- WHAT IS NEEDED: Gather every line that includes the word "data", please.

- RECORDS FOR THE EXERCISE:
========

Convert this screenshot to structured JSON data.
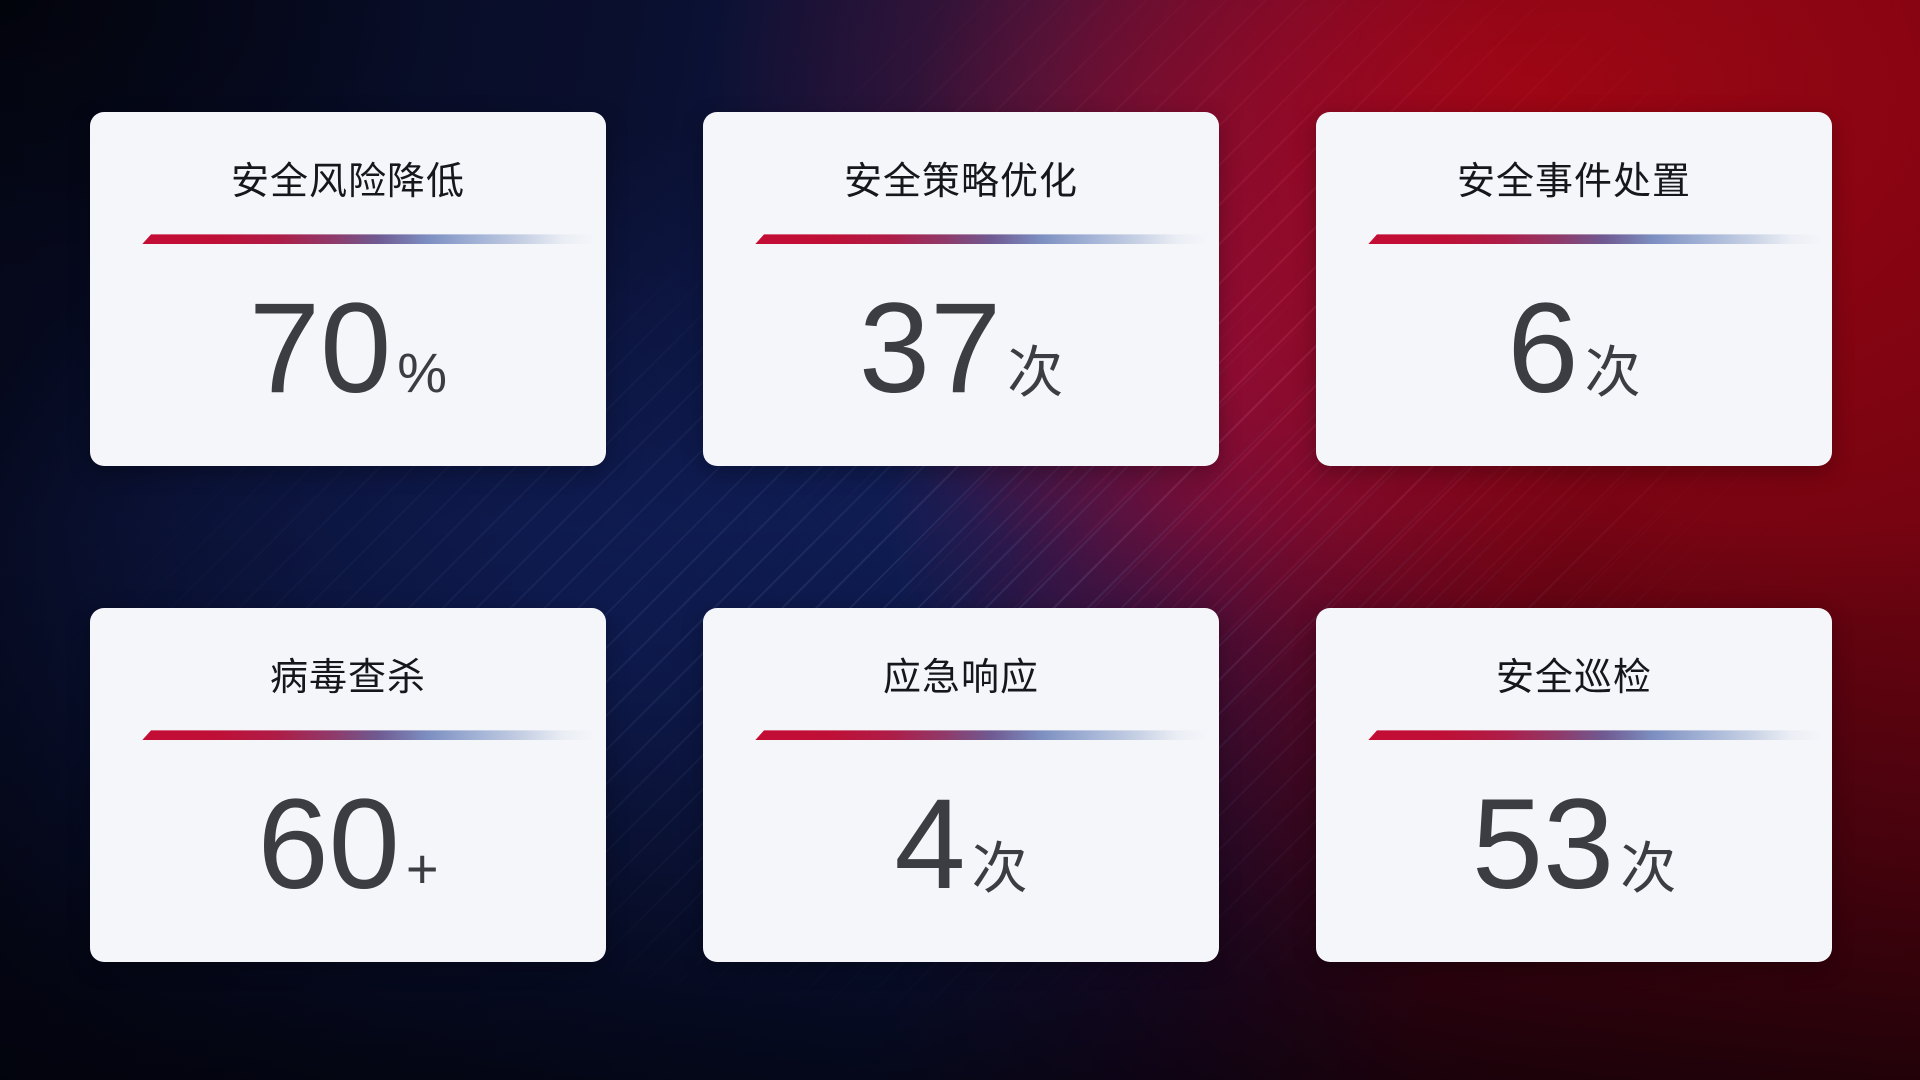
{
  "dashboard": {
    "theme": {
      "card_background": "#f5f6fa",
      "title_color": "#16171c",
      "value_color": "#3c3d43",
      "divider_gradient_start": "#c30d33",
      "divider_gradient_mid": "#7d8fc1",
      "background_navy": "#0a0f2e",
      "background_blue": "#10205e",
      "background_red": "#8f040f",
      "background_crimson": "#bb0c38"
    },
    "cards": [
      {
        "title": "安全风险降低",
        "value": "70",
        "unit": "%"
      },
      {
        "title": "安全策略优化",
        "value": "37",
        "unit": "次"
      },
      {
        "title": "安全事件处置",
        "value": "6",
        "unit": "次"
      },
      {
        "title": "病毒查杀",
        "value": "60",
        "unit": "+"
      },
      {
        "title": "应急响应",
        "value": "4",
        "unit": "次"
      },
      {
        "title": "安全巡检",
        "value": "53",
        "unit": "次"
      }
    ]
  }
}
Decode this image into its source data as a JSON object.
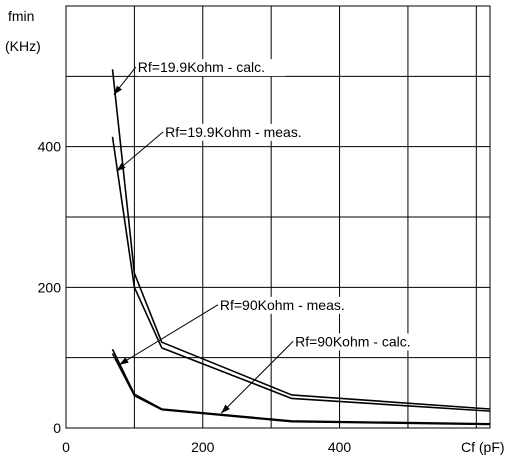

========

- IN RESPONSE:
Convert this screenshot to structured JSON data.
Decode this image into its source data as a JSON object.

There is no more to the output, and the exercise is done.